-- Start DATA SUPPLIED --

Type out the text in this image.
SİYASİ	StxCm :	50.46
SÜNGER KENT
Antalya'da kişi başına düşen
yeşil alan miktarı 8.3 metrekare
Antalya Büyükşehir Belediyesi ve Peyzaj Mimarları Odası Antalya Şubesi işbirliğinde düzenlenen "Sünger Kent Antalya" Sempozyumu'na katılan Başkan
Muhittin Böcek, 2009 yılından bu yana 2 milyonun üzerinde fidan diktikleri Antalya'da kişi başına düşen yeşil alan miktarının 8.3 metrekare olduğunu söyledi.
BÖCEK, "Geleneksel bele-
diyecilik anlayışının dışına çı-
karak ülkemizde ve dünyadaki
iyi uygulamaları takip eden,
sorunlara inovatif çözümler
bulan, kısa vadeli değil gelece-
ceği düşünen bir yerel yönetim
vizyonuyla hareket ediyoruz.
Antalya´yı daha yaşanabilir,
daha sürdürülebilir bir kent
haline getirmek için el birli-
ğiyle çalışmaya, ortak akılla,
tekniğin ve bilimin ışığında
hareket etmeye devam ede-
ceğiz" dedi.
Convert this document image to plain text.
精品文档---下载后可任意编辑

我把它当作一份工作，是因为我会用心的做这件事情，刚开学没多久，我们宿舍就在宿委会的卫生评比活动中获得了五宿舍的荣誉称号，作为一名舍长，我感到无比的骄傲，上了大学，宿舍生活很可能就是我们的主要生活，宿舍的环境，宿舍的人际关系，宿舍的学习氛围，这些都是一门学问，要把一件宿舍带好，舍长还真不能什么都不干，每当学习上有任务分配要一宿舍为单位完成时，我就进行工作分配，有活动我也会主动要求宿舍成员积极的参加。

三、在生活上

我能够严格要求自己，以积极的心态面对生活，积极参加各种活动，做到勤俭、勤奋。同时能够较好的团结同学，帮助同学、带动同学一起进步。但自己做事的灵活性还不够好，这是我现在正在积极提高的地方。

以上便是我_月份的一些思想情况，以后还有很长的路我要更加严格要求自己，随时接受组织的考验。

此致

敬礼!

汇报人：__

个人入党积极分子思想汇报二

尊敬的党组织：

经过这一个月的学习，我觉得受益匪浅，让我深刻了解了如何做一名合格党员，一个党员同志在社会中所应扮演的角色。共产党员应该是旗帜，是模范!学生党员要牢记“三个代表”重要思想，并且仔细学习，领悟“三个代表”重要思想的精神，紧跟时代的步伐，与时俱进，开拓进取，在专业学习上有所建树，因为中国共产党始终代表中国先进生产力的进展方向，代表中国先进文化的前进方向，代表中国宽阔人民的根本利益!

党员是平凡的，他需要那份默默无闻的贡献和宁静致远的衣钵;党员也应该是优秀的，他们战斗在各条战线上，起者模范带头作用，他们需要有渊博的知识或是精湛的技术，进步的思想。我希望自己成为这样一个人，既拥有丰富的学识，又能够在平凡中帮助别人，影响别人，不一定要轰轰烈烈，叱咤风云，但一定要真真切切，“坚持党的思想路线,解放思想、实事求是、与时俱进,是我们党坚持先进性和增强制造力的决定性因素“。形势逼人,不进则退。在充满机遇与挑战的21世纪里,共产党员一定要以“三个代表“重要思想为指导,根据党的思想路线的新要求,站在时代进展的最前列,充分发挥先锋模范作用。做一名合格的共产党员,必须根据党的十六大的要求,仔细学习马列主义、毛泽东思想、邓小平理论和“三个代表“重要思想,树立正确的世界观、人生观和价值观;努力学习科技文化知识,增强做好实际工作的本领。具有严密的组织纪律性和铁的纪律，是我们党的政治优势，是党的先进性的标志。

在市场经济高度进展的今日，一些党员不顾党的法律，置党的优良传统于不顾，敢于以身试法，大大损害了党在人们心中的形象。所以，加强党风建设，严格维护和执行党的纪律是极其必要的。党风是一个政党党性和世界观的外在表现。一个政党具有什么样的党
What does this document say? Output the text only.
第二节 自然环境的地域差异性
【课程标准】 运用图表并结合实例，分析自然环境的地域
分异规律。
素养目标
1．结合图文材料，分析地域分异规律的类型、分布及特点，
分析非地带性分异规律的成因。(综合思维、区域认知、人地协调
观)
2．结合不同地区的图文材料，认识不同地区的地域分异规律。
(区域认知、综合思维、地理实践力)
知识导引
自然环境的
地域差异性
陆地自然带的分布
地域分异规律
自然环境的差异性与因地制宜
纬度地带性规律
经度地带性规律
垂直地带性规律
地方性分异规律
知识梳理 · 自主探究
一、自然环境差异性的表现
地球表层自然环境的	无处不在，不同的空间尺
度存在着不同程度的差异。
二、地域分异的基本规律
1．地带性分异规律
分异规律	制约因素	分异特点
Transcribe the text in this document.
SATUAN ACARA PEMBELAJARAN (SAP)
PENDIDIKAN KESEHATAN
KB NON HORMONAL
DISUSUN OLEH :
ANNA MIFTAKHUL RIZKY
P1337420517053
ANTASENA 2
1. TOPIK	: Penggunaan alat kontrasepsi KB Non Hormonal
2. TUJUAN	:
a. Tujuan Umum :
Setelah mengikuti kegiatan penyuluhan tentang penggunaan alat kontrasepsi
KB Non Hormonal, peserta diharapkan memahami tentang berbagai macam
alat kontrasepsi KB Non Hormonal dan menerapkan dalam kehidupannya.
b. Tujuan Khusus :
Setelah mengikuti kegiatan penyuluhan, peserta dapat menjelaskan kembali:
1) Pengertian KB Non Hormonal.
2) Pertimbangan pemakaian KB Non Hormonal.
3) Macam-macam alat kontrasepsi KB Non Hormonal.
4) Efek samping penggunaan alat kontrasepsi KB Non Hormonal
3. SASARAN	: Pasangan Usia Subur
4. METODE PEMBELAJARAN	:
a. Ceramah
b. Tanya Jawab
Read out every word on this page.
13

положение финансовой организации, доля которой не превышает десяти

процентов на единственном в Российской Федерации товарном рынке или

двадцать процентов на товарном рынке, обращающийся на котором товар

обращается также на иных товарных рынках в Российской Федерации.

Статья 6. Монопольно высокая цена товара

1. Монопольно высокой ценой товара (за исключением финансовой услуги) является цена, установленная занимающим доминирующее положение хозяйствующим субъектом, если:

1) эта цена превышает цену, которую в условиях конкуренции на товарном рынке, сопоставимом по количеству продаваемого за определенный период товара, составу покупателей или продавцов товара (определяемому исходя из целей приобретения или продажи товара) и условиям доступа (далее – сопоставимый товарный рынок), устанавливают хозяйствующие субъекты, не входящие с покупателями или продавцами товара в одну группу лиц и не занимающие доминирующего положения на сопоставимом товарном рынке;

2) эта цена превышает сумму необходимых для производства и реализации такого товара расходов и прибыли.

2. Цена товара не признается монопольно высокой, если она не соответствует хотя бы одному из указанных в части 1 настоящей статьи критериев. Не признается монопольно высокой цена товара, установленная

-- End DATA SUPPLIED --

DESCRIPTION OF THE TASK: Check every line of the listing for the string "daha" and report how many lines have it, as a number alone.

EXERCISE OUTPUT: 2